Written exercise: Print the listing in its entirety and exactly, leaving out images.
•••••
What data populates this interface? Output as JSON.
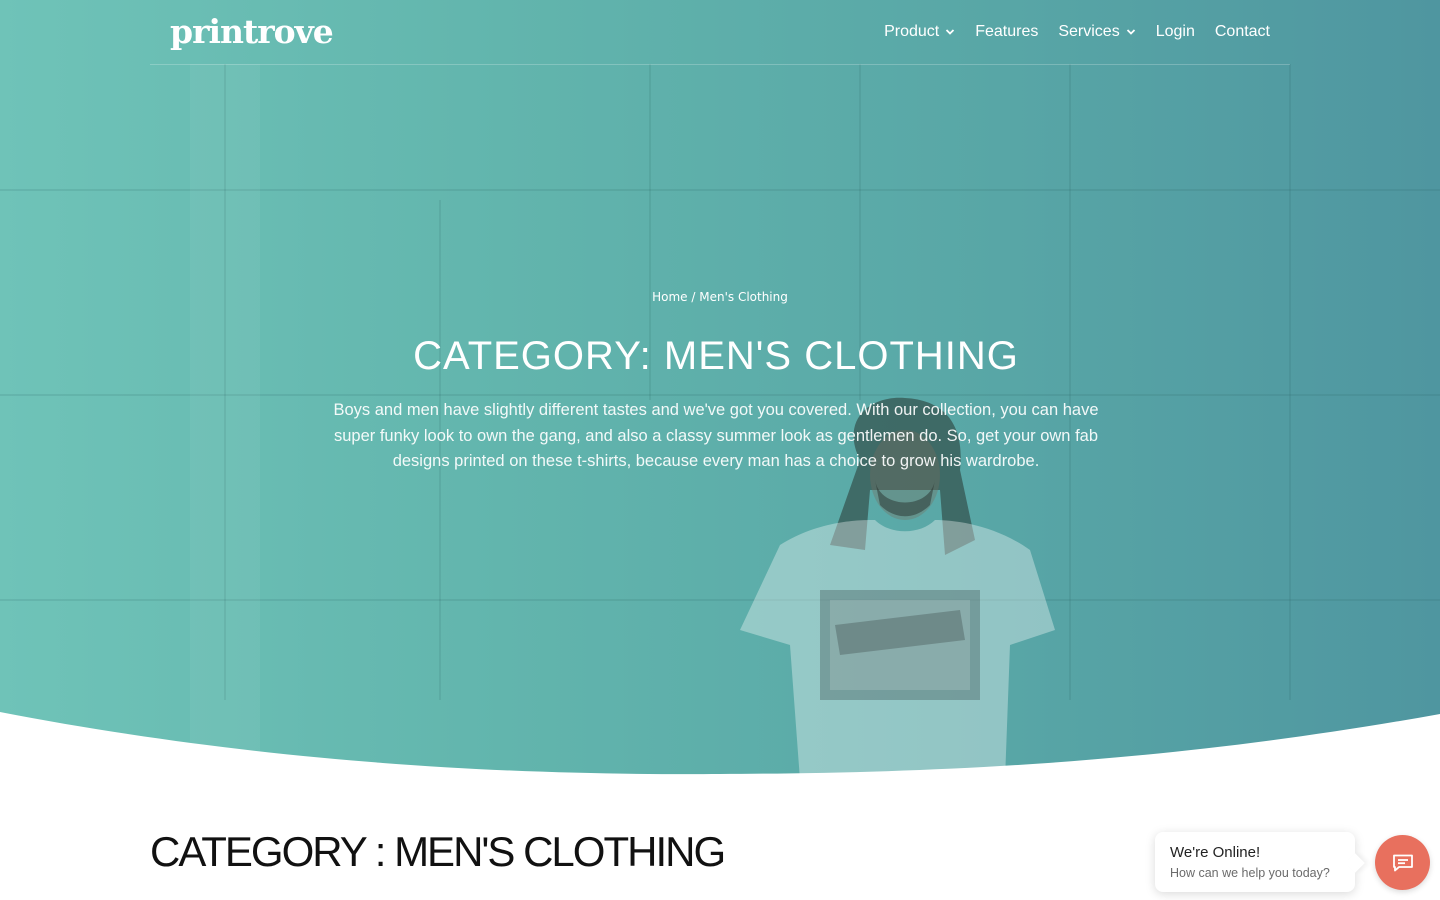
{
  "brand": {
    "logo_text": "printrove",
    "accent_color": "#e8705e",
    "hero_tint": "#62b5ad"
  },
  "nav": {
    "items": [
      {
        "label": "Product",
        "has_dropdown": true
      },
      {
        "label": "Features",
        "has_dropdown": false
      },
      {
        "label": "Services",
        "has_dropdown": true
      },
      {
        "label": "Login",
        "has_dropdown": false
      },
      {
        "label": "Contact",
        "has_dropdown": false
      }
    ]
  },
  "hero": {
    "breadcrumb": {
      "home": "Home",
      "separator": " / ",
      "current": "Men's Clothing"
    },
    "title": "CATEGORY: MEN'S CLOTHING",
    "description": "Boys and men have slightly different tastes and we've got you covered. With our collection, you can have super funky look to own the gang, and also a classy summer look as gentlemen do. So, get your own fab designs printed on these t-shirts, because every man has a choice to grow his wardrobe."
  },
  "main": {
    "heading": "CATEGORY : MEN'S CLOTHING"
  },
  "chat": {
    "title": "We're Online!",
    "subtitle": "How can we help you today?",
    "button_icon": "chat-icon"
  }
}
•••••
Answer to this task:
What data populates this interface? Output as JSON.
{
  "brand": {
    "logo_text": "printrove",
    "accent_color": "#e8705e",
    "hero_tint": "#62b5ad"
  },
  "nav": {
    "items": [
      {
        "label": "Product",
        "has_dropdown": true
      },
      {
        "label": "Features",
        "has_dropdown": false
      },
      {
        "label": "Services",
        "has_dropdown": true
      },
      {
        "label": "Login",
        "has_dropdown": false
      },
      {
        "label": "Contact",
        "has_dropdown": false
      }
    ]
  },
  "hero": {
    "breadcrumb": {
      "home": "Home",
      "separator": " / ",
      "current": "Men's Clothing"
    },
    "title": "CATEGORY: MEN'S CLOTHING",
    "description": "Boys and men have slightly different tastes and we've got you covered. With our collection, you can have super funky look to own the gang, and also a classy summer look as gentlemen do. So, get your own fab designs printed on these t-shirts, because every man has a choice to grow his wardrobe."
  },
  "main": {
    "heading": "CATEGORY : MEN'S CLOTHING"
  },
  "chat": {
    "title": "We're Online!",
    "subtitle": "How can we help you today?",
    "button_icon": "chat-icon"
  }
}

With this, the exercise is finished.